◆ Excerpted data:
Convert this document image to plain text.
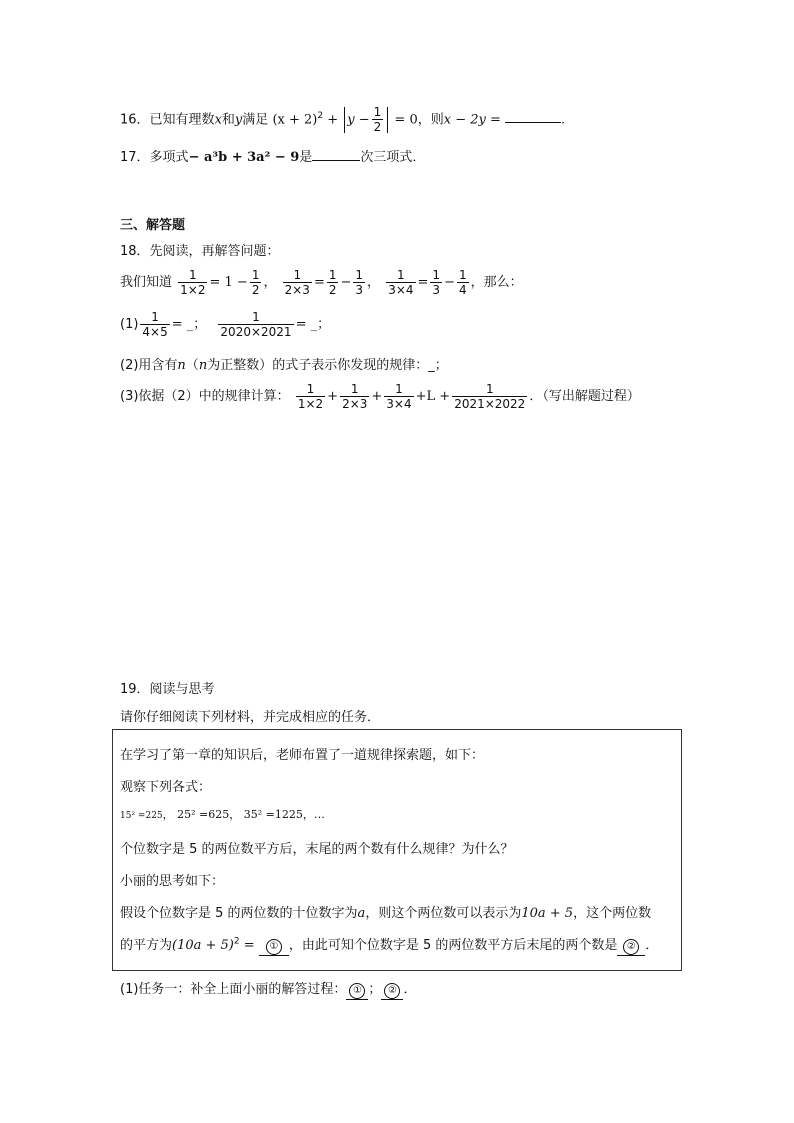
16．已知有理数x和y满足 $(x + 2)^2 + y - \frac{1}{2} = 0$，则x − 2y =	.
17．多项式− a³b + 3a² − 9是	次三项式．
三、解答题
18．先阅读，再解答问题：
我们知道 $\frac{1}{1\times 2} = 1 - \frac{1}{2}$ ， $\frac{1}{2\times 3} = \frac{1}{2} - \frac{1}{3}$ ， $\frac{1}{3\times 4} = \frac{1}{3} - \frac{1}{4}$ ，那么：
$(1) \frac{1}{4\times 5}$ = _； $\frac{1}{2020\times 2021}$ = _；
(2)用含有n（n为正整数）的式子表示你发现的规律：_；
(3)依据（2）中的规律计算： $\frac{1}{1\times 2} + \frac{1}{2\times 3} + \frac{1}{3\times 4} +L + \frac{1}{2021\times 2022}$ ．（写出解题过程）
19．阅读与思考
请你仔细阅读下列材料，并完成相应的任务．
在学习了第一章的知识后，老师布置了一道规律探索题，如下：
观察下列各式：
15² =225， 25² =625， 35² =1225，…
个位数字是 5 的两位数平方后，末尾的两个数有什么规律？为什么？
小丽的思考如下：
假设个位数字是 5 的两位数的十位数字为a，则这个两位数可以表示为10a + 5，这个两位数
的平方为$(10a + 5)^2$ = ① ，由此可知个位数字是 5 的两位数平方后末尾的两个数是 ② ．
(1)任务一：补全上面小丽的解答过程： ① ； ② ．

◆ Your goal: Pull out all lines of the data with the string "frac".

◆ Response for this exercise:
16．已知有理数x和y满足 $(x + 2)^2 + y - \frac{1}{2} = 0$，则x − 2y =	.
我们知道 $\frac{1}{1\times 2} = 1 - \frac{1}{2}$ ， $\frac{1}{2\times 3} = \frac{1}{2} - \frac{1}{3}$ ， $\frac{1}{3\times 4} = \frac{1}{3} - \frac{1}{4}$ ，那么：
$(1) \frac{1}{4\times 5}$ = _； $\frac{1}{2020\times 2021}$ = _；
(3)依据（2）中的规律计算： $\frac{1}{1\times 2} + \frac{1}{2\times 3} + \frac{1}{3\times 4} +L + \frac{1}{2021\times 2022}$ ．（写出解题过程）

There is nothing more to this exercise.